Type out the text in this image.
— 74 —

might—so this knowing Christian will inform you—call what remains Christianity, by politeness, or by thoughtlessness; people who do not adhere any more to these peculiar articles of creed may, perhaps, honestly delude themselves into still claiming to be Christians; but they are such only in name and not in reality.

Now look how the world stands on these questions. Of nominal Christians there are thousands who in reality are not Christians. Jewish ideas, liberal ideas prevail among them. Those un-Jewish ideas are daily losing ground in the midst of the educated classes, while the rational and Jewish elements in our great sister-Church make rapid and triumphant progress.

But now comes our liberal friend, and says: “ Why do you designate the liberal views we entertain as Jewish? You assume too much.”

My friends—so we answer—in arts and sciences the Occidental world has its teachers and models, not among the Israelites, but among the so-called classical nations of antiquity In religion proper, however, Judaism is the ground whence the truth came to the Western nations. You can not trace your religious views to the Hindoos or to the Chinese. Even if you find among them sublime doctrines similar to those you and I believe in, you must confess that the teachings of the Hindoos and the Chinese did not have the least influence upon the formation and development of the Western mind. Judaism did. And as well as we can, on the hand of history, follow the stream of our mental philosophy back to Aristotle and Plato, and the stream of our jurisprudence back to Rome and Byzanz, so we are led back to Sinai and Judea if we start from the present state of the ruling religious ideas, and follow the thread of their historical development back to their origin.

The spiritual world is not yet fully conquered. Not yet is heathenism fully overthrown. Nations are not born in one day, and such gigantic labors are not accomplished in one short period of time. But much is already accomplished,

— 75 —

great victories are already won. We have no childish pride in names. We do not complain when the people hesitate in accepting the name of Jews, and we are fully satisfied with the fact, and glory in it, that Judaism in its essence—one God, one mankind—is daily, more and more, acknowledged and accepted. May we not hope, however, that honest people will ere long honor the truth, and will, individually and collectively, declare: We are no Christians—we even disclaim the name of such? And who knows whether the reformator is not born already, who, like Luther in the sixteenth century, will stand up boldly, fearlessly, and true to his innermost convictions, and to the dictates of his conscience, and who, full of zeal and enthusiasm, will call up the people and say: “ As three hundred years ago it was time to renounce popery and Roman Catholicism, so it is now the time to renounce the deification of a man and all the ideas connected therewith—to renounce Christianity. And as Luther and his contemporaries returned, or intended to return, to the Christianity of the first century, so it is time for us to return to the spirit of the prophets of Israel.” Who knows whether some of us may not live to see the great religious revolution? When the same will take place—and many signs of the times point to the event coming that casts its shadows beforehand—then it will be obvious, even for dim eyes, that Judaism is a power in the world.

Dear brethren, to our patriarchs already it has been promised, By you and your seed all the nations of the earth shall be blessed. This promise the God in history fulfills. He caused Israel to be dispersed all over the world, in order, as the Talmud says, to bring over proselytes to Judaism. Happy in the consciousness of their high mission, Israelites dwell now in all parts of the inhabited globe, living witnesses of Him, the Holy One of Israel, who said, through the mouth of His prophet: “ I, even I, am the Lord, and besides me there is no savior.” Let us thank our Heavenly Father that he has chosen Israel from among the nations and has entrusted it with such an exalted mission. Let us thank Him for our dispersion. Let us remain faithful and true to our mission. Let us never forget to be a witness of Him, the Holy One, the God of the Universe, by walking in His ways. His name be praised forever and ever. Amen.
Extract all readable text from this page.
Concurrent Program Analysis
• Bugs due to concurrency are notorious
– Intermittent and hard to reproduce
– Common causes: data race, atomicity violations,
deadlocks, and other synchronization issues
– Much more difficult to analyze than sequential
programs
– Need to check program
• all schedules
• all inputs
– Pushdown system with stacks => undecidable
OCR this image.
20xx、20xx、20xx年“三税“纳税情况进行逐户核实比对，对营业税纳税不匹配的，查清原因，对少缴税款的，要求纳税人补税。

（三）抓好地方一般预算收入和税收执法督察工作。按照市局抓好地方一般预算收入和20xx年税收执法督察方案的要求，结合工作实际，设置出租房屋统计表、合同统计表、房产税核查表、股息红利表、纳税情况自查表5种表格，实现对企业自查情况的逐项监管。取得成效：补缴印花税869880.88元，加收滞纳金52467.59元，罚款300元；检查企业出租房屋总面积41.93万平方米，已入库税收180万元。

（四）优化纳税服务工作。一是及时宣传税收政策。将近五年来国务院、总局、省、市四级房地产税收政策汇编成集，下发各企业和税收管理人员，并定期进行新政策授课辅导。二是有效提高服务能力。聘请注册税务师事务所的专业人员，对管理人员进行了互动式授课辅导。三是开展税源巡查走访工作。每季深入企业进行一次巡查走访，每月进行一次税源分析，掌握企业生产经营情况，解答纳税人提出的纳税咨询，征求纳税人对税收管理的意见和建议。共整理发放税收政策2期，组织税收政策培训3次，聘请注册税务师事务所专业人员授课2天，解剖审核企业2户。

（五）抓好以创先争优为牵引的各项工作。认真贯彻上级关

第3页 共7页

_What to work on:_ Find every line in the records that has the string "Jewish", then state how many there are and nothing else.

_Result of the task:_ 2